Requirement
Copy out all lines in the data below containing the string "storm".

::::::::::

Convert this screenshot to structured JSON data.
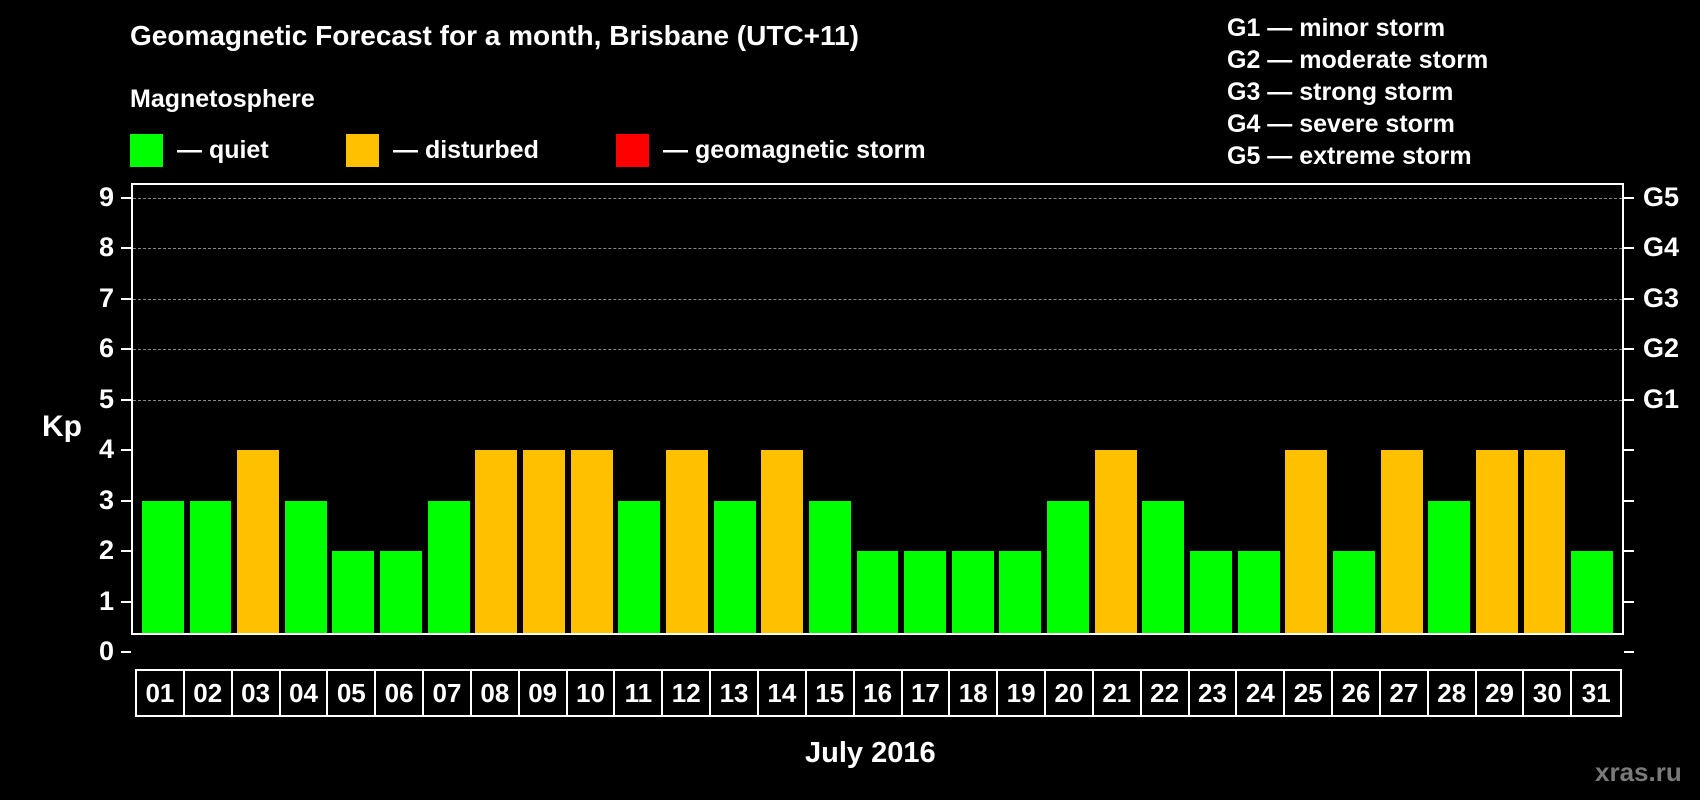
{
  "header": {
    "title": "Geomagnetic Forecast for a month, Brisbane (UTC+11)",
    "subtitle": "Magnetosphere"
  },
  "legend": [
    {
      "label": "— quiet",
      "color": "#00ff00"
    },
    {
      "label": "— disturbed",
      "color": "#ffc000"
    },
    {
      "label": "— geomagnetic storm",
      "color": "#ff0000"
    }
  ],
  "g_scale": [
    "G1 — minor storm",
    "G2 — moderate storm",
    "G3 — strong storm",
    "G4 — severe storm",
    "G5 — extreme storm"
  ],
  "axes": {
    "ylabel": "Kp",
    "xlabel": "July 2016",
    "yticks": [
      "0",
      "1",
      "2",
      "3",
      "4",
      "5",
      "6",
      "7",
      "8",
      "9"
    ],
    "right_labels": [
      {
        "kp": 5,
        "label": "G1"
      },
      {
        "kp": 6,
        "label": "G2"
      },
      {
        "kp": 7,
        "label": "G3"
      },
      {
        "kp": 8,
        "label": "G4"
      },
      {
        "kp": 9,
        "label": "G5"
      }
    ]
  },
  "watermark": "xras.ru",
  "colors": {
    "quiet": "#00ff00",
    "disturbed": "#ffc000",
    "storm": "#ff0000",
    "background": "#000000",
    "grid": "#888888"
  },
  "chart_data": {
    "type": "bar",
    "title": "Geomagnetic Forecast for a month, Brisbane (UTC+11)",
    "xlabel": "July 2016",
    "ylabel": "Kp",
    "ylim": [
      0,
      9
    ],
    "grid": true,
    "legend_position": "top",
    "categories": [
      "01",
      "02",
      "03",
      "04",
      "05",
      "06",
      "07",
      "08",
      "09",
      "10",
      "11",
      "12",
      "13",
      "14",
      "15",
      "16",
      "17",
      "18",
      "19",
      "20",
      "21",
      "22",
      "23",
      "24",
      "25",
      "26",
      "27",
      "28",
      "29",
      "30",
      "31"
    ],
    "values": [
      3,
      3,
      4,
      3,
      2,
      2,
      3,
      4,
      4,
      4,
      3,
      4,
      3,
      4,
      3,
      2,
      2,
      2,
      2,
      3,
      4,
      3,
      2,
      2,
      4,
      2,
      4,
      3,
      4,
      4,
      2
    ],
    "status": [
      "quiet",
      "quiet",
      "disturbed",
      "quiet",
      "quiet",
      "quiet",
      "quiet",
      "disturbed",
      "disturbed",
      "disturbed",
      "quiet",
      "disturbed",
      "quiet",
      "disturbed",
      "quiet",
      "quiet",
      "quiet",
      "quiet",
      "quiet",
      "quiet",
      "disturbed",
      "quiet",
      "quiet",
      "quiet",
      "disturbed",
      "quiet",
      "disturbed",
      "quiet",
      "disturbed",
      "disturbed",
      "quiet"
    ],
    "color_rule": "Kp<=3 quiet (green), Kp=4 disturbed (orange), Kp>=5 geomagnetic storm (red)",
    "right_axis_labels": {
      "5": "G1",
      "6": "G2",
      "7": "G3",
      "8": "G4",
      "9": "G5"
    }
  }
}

::::::::::

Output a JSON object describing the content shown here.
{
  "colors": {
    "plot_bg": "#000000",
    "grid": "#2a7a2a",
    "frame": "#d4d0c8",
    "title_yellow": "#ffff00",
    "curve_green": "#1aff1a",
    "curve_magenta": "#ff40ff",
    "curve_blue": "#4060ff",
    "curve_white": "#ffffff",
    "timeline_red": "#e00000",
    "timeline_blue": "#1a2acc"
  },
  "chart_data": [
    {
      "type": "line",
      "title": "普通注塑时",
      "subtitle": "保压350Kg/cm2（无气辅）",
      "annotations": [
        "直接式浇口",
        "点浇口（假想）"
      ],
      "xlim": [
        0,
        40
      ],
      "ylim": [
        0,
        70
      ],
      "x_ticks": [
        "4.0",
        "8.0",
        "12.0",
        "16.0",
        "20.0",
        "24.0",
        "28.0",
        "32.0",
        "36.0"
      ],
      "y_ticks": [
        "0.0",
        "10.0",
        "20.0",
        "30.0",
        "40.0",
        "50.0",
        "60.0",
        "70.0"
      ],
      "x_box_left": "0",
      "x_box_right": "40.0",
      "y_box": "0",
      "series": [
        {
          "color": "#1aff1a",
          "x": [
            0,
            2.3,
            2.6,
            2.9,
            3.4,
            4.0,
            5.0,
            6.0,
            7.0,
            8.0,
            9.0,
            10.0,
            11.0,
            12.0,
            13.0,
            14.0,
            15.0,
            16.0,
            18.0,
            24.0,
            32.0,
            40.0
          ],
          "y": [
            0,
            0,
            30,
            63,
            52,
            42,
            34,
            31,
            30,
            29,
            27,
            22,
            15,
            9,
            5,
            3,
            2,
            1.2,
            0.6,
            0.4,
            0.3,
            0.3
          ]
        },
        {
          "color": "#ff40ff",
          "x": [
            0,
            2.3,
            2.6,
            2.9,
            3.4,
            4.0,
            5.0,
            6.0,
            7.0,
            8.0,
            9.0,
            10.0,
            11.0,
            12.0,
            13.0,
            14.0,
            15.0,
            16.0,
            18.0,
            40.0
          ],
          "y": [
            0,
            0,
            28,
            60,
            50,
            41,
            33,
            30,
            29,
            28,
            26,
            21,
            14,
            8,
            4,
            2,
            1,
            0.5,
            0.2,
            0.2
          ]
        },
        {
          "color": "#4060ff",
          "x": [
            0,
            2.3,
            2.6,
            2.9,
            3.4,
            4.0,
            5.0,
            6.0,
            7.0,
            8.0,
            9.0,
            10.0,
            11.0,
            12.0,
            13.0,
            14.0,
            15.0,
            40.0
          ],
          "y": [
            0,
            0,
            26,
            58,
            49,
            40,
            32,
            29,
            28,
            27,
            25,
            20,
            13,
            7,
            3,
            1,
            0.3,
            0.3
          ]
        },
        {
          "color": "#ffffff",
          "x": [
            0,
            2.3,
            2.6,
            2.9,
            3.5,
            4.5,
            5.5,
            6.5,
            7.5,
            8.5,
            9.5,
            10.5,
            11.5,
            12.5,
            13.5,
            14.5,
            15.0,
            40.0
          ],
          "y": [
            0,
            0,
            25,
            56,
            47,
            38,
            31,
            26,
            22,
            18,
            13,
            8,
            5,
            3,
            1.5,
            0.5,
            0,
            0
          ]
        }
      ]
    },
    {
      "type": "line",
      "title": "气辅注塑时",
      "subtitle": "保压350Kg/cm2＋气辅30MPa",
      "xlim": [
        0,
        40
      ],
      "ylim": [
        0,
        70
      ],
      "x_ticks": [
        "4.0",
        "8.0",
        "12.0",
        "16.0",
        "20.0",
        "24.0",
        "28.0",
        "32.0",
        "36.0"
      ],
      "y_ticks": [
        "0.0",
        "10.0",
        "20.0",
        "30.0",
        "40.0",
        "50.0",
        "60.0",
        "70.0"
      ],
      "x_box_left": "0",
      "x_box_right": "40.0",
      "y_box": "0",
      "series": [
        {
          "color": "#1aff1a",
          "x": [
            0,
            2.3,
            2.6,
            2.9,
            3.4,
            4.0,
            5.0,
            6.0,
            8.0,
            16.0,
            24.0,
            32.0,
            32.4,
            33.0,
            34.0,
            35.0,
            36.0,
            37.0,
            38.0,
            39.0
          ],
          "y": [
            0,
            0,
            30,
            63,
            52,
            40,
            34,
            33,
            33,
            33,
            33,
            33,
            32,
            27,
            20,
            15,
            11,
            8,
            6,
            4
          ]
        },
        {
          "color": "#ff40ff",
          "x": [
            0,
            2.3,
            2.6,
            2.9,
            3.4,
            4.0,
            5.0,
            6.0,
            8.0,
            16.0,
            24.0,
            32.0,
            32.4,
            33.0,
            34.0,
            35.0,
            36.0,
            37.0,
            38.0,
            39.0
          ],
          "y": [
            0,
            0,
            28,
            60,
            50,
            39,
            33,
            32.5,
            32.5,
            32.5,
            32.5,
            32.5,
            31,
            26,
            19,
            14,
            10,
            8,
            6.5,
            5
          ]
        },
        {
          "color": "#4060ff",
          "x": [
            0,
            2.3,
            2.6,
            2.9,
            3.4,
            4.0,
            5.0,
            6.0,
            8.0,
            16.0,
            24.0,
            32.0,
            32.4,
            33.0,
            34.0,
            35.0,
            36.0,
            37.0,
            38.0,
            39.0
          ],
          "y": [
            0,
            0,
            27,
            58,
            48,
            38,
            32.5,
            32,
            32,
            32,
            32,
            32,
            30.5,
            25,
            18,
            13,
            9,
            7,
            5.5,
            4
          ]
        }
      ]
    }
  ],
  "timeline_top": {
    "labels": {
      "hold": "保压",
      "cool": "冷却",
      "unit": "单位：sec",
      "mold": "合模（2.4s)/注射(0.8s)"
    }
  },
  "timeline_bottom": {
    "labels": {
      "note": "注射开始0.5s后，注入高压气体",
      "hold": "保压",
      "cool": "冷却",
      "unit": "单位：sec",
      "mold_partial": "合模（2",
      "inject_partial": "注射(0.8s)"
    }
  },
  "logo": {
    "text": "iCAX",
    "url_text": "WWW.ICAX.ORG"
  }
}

::::::::::

Complete output
      "label": "— geomagnetic storm",
    "G1 — minor storm",
    "G2 — moderate storm",
    "G3 — strong storm",
    "G4 — severe storm",
    "G5 — extreme storm"
    "storm": "#ff0000",
    "color_rule": "Kp<=3 quiet (green), Kp=4 disturbed (orange), Kp>=5 geomagnetic storm (red)",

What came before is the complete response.